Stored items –
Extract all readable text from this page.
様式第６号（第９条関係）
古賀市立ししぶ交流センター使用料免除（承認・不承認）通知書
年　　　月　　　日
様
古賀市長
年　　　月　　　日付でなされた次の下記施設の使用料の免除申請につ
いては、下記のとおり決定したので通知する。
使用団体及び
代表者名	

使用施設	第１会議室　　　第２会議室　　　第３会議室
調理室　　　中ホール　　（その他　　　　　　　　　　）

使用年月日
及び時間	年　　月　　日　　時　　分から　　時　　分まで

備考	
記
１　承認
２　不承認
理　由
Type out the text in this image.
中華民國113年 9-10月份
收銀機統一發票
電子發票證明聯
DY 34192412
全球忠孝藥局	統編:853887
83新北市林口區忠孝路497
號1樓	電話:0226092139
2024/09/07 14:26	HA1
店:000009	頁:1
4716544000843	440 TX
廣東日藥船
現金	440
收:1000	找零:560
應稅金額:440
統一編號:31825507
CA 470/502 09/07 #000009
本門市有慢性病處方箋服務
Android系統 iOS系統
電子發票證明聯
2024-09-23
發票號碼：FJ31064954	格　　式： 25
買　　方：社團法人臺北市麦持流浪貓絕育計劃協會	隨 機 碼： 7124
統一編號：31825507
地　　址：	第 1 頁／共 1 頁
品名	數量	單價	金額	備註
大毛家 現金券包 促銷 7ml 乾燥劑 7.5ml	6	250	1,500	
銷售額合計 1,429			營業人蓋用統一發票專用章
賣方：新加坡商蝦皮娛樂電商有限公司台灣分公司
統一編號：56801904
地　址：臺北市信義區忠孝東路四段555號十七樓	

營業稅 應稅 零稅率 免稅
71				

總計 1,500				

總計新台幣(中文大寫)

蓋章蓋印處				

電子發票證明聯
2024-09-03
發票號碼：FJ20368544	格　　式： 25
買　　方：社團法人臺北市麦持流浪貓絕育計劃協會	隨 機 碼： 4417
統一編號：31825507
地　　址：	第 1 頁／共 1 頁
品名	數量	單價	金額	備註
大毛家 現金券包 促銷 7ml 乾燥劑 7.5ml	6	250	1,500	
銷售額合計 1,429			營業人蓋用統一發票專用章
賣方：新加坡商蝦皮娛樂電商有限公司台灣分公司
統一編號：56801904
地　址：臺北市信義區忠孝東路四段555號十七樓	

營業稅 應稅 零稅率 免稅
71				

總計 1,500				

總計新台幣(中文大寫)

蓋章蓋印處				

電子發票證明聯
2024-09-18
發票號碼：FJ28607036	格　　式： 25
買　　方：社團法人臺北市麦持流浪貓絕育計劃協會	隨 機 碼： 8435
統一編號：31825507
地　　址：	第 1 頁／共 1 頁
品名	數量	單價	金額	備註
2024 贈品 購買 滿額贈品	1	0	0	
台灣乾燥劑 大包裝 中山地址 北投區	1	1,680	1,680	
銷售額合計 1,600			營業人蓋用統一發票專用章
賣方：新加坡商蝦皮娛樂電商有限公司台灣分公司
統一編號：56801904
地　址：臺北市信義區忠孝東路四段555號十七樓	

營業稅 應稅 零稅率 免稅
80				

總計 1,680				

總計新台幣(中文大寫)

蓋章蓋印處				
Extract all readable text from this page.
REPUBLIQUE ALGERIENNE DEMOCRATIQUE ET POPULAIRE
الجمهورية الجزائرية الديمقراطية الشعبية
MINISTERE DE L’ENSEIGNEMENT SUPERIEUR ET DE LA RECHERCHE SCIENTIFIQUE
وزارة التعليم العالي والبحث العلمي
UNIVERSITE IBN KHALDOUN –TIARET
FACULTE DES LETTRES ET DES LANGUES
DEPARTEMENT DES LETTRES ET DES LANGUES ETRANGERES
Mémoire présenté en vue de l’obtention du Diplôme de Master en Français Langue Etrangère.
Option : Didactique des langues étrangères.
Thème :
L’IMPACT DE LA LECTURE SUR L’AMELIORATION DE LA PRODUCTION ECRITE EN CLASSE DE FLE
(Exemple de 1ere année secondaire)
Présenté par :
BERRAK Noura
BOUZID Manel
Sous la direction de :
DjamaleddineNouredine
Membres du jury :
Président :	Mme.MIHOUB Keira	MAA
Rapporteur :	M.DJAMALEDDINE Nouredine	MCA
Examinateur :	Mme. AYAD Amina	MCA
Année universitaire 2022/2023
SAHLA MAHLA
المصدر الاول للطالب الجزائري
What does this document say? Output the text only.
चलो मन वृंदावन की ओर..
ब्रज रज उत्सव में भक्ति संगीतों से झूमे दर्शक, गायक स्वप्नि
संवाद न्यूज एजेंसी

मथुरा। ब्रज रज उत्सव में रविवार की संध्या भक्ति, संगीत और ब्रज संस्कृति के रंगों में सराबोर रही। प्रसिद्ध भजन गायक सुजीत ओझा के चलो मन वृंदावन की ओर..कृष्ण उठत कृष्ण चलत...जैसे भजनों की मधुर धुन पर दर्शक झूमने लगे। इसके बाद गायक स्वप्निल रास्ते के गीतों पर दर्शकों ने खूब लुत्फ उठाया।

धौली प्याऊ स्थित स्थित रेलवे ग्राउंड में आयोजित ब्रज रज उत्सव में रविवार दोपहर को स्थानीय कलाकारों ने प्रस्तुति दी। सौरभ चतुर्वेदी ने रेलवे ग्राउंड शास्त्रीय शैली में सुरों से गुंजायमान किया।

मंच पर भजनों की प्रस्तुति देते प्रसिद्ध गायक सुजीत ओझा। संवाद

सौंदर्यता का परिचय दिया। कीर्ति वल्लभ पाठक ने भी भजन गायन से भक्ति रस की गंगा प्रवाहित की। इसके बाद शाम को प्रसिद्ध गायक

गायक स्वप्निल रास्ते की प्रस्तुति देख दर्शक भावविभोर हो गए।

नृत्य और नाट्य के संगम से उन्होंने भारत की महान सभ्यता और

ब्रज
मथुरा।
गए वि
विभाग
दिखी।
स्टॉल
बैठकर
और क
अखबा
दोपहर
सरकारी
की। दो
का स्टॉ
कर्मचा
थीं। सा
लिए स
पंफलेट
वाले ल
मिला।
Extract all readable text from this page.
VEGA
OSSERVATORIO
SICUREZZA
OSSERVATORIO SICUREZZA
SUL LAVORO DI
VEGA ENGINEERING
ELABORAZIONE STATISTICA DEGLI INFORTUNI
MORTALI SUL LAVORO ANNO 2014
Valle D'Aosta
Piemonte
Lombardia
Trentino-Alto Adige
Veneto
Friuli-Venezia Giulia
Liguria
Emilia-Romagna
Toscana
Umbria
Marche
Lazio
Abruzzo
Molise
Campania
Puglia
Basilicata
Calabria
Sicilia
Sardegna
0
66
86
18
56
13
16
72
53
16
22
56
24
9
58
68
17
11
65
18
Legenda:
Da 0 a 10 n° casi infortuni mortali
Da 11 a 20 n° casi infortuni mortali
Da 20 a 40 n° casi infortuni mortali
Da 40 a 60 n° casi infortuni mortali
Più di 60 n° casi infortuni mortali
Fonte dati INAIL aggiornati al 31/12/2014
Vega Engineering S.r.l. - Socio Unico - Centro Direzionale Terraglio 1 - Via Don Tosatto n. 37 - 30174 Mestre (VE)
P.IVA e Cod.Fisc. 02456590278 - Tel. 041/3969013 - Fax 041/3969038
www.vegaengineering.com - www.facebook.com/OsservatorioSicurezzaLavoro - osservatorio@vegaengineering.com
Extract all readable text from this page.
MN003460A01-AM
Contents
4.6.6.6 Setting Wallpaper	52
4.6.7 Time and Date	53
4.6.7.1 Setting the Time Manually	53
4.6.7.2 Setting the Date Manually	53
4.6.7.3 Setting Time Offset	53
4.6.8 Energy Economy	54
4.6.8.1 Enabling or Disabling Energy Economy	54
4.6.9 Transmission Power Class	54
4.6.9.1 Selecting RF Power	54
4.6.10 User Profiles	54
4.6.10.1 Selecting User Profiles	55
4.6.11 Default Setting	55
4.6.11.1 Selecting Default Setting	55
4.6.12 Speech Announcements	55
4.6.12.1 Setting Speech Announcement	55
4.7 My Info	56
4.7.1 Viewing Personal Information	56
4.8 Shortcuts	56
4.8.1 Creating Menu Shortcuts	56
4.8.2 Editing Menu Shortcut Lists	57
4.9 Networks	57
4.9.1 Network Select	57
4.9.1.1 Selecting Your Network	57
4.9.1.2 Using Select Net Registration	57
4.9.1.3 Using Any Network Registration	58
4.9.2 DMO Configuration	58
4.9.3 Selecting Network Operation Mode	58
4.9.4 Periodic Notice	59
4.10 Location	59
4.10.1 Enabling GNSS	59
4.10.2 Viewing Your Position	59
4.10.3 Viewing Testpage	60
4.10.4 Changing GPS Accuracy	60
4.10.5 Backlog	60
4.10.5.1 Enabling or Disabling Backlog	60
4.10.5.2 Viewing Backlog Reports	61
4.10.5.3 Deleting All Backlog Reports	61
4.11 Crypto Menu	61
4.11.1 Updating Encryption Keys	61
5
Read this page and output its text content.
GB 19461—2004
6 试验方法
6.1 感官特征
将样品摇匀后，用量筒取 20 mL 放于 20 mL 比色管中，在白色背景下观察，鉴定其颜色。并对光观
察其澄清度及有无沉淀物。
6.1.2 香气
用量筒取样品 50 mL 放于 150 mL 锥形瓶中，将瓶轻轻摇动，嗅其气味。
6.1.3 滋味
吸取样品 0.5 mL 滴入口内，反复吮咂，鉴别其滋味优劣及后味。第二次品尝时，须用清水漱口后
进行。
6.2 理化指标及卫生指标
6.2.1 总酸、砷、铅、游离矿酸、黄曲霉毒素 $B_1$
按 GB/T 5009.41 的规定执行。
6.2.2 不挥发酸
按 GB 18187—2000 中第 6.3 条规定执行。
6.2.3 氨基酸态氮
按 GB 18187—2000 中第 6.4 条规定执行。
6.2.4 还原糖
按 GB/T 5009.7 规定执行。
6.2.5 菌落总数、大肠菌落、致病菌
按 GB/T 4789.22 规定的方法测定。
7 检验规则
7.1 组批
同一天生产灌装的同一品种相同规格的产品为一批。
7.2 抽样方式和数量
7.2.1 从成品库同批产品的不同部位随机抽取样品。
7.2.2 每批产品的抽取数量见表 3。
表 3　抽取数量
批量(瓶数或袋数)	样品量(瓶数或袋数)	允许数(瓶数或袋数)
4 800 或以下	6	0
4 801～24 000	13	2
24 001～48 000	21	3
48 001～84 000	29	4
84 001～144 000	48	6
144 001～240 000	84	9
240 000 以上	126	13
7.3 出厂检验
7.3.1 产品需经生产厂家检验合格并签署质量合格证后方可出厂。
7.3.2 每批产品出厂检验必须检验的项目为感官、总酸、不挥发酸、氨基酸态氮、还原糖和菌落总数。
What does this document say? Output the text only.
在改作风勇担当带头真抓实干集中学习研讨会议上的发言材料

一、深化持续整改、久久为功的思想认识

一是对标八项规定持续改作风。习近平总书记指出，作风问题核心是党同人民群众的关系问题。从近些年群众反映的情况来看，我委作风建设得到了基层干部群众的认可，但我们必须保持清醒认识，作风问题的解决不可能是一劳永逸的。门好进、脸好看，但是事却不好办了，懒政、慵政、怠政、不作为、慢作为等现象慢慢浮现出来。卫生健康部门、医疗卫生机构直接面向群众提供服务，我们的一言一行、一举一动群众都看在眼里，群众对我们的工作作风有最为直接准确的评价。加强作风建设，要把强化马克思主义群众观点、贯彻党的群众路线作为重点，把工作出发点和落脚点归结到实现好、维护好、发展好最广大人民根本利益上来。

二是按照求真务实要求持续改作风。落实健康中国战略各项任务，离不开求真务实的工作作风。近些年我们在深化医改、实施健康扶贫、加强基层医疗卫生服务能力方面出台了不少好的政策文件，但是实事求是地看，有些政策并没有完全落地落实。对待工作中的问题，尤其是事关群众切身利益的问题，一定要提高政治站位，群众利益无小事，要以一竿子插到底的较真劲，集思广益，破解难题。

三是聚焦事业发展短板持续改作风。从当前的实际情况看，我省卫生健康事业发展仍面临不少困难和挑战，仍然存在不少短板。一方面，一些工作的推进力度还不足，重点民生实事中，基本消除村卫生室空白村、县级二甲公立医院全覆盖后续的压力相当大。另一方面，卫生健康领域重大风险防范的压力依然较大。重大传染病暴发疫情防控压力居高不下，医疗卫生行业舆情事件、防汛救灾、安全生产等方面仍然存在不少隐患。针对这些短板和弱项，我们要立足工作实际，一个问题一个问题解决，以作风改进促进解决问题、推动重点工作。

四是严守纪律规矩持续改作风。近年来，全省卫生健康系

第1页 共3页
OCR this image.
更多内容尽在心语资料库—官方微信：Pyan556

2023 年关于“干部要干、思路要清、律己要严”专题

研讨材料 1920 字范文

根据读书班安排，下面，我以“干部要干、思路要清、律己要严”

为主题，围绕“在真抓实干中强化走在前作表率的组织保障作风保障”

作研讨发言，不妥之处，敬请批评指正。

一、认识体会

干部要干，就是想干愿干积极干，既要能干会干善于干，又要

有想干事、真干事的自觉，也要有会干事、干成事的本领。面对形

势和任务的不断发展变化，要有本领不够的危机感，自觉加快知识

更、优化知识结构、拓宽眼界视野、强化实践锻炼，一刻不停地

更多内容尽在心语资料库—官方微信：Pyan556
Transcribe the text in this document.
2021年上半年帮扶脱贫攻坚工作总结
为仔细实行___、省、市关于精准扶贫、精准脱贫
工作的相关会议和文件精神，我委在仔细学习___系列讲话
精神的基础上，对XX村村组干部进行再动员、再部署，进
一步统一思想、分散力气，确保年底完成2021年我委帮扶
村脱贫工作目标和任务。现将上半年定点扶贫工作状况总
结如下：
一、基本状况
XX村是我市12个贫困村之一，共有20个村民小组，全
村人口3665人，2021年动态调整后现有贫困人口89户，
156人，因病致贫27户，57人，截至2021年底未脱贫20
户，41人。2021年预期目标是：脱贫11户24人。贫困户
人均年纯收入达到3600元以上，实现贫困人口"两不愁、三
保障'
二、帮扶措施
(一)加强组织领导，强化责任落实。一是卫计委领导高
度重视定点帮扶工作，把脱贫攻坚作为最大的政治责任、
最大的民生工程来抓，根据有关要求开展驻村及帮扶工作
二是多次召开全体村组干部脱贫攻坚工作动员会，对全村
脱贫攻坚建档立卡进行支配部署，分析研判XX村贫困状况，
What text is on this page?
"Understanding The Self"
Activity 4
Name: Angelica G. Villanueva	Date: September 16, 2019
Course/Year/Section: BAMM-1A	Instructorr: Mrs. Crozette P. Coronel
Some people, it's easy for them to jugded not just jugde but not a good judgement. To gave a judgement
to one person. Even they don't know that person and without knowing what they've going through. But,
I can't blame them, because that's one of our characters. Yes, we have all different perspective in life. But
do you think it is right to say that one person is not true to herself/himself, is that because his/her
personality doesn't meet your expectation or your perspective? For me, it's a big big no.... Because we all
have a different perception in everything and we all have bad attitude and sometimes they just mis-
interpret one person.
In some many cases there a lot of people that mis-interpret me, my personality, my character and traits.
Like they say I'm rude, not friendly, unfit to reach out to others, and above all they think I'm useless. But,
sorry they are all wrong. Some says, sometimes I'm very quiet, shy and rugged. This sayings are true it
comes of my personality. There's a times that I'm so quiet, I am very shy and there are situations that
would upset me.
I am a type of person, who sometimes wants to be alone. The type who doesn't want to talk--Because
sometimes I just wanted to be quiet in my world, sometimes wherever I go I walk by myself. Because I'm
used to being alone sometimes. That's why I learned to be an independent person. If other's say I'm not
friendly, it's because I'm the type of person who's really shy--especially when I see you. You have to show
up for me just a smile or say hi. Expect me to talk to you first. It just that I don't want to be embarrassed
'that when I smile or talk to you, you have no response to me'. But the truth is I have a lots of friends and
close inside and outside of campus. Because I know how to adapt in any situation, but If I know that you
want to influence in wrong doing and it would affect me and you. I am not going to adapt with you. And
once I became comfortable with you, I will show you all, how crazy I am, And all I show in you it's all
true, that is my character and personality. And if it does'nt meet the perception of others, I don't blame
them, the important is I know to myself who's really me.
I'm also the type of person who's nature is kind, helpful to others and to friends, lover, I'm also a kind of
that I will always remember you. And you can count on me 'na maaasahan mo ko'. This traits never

TASK INSTRUCTIONS –
Search the entries for the word "Profiles" and copy every line that has it.

RESULT OF THIS TASK –
4.6.10 User Profiles	54
4.6.10.1 Selecting User Profiles	55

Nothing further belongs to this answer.